» **RECORDS SUPPLIED**

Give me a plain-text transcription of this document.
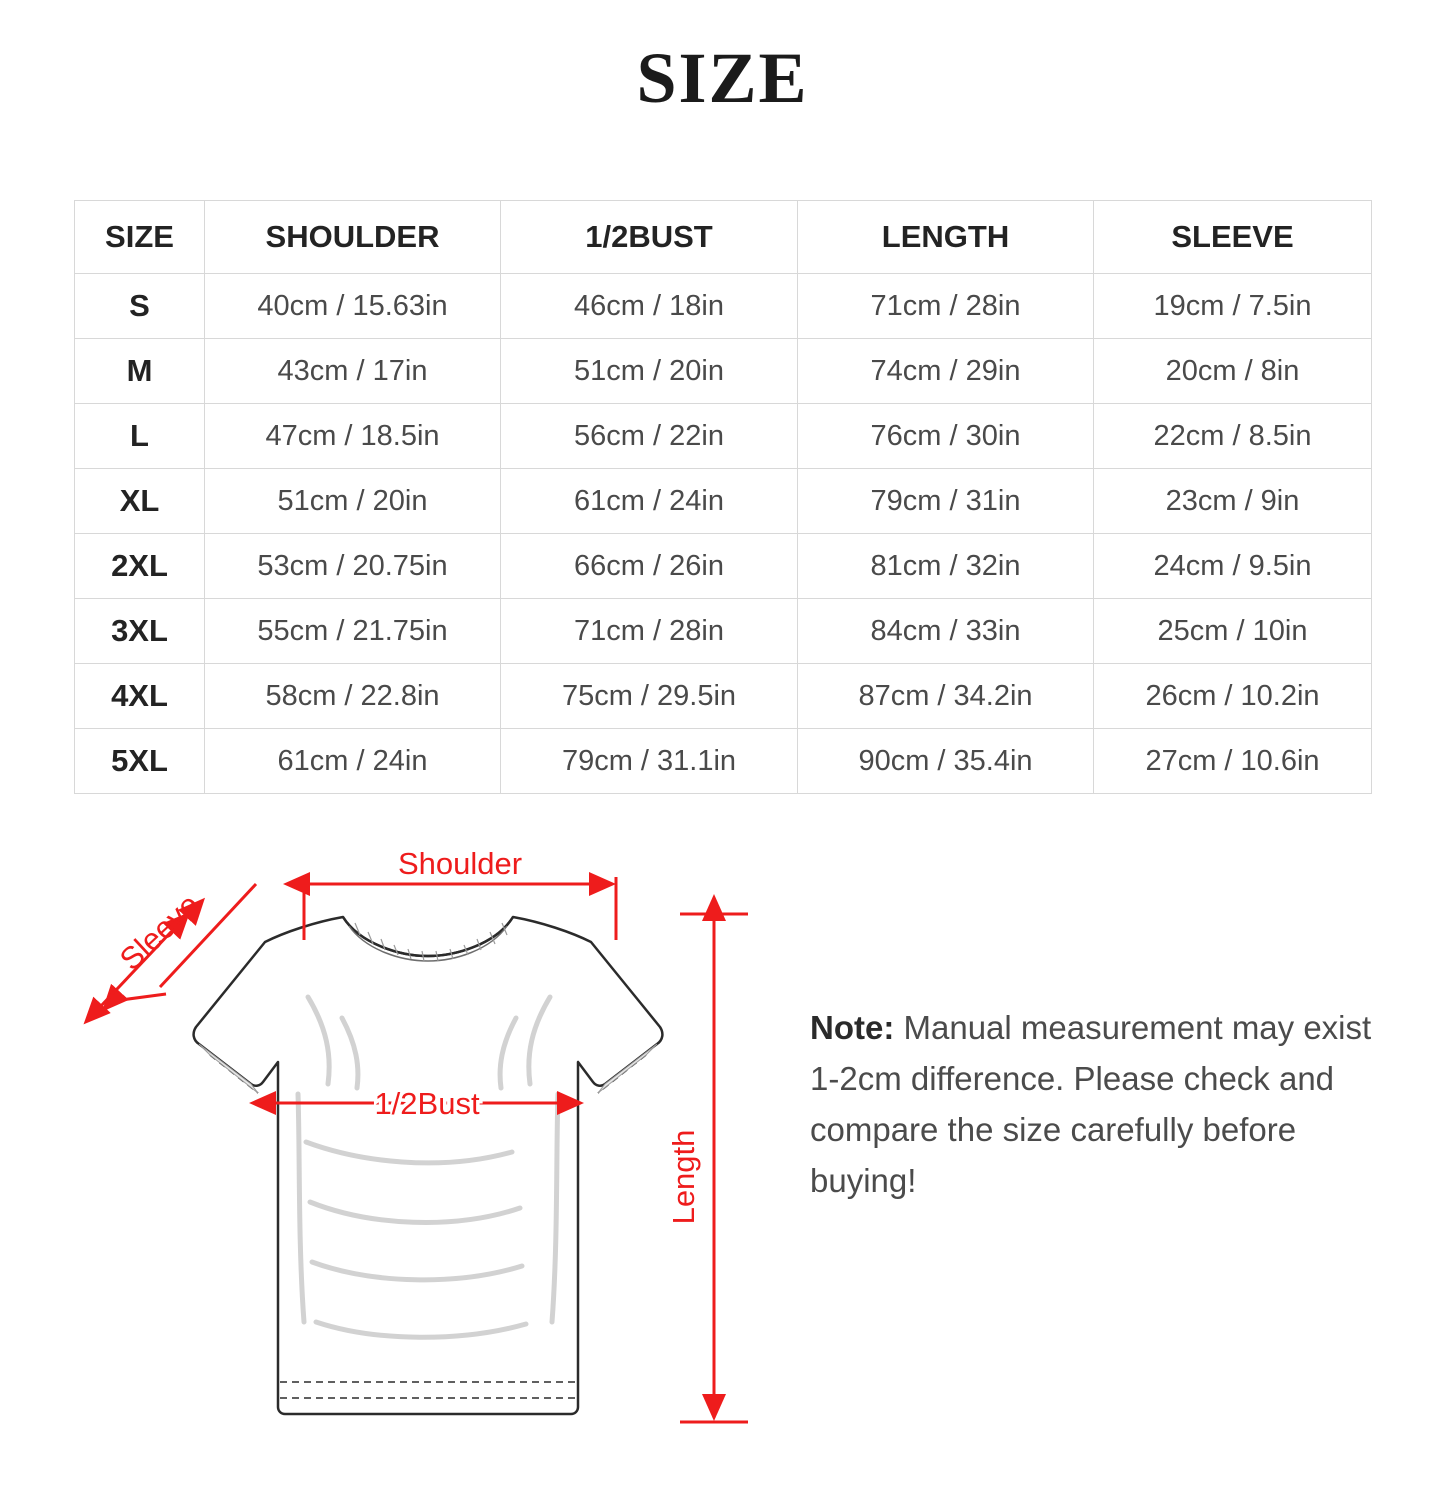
SIZE
SIZE	SHOULDER	1/2BUST	LENGTH	SLEEVE
S	40cm / 15.63in	46cm / 18in	71cm / 28in	19cm / 7.5in
M	43cm / 17in	51cm / 20in	74cm / 29in	20cm / 8in
L	47cm / 18.5in	56cm / 22in	76cm / 30in	22cm / 8.5in
XL	51cm / 20in	61cm / 24in	79cm / 31in	23cm / 9in
2XL	53cm / 20.75in	66cm / 26in	81cm / 32in	24cm / 9.5in
3XL	55cm / 21.75in	71cm / 28in	84cm / 33in	25cm / 10in
4XL	58cm / 22.8in	75cm / 29.5in	87cm / 34.2in	26cm / 10.2in
5XL	61cm / 24in	79cm / 31.1in	90cm / 35.4in	27cm / 10.6in
Shoulder
Sleeve
1/2Bust
Length
Note: Manual measurement may exist 1-2cm difference. Please check and compare the size carefully before buying!
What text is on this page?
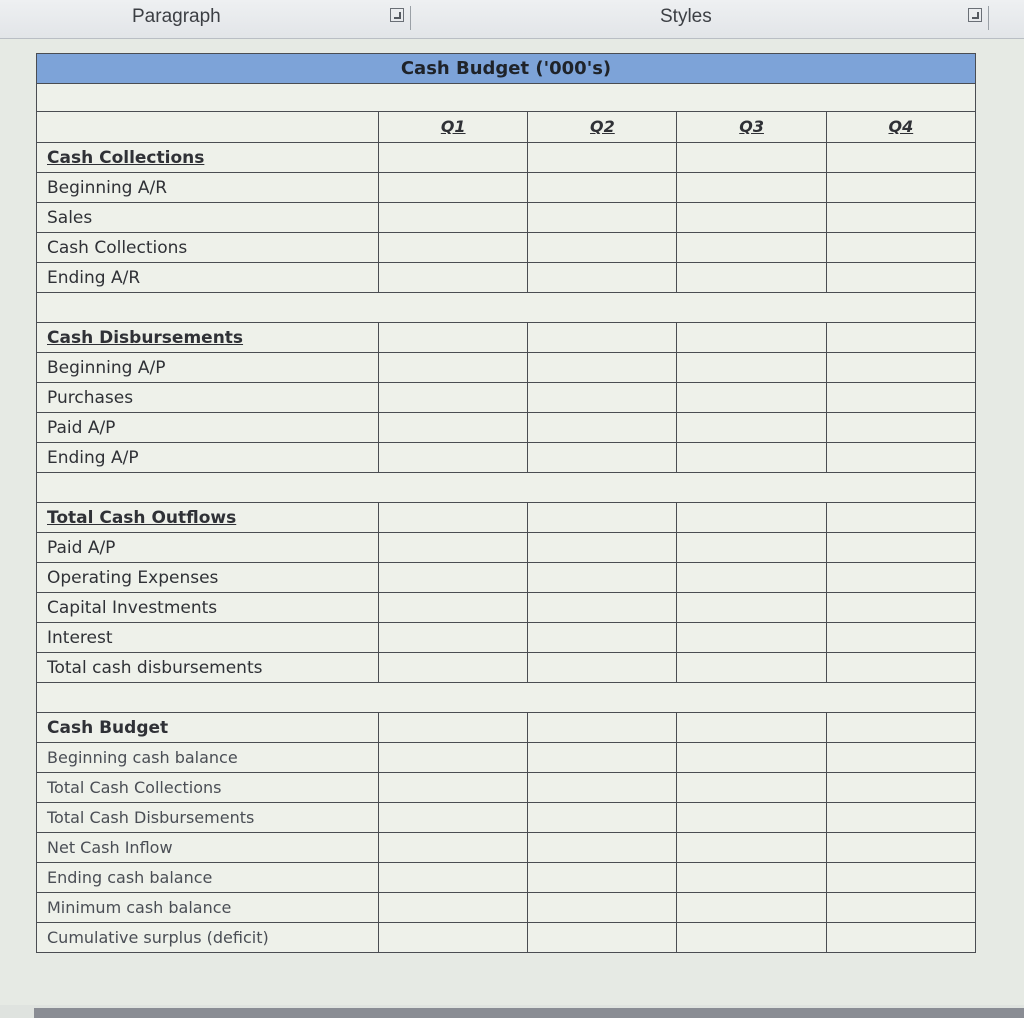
Paragraph	Styles
Cash Budget ('000's)				

	Q1	Q2	Q3	Q4
Cash Collections				
Beginning A/R				
Sales				
Cash Collections				
Ending A/R				

Cash Disbursements				
Beginning A/P				
Purchases				
Paid A/P				
Ending A/P				

Total Cash Outflows				
Paid A/P				
Operating Expenses				
Capital Investments				
Interest				
Total cash disbursements				

Cash Budget				
Beginning cash balance				
Total Cash Collections				
Total Cash Disbursements				
Net Cash Inflow				
Ending cash balance				
Minimum cash balance				
Cumulative surplus (deficit)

» **WHAT THE EXERCISE ASKS**
Count the lines above in which the word "text" appears, then state only that count.

» **RESPONSE**
2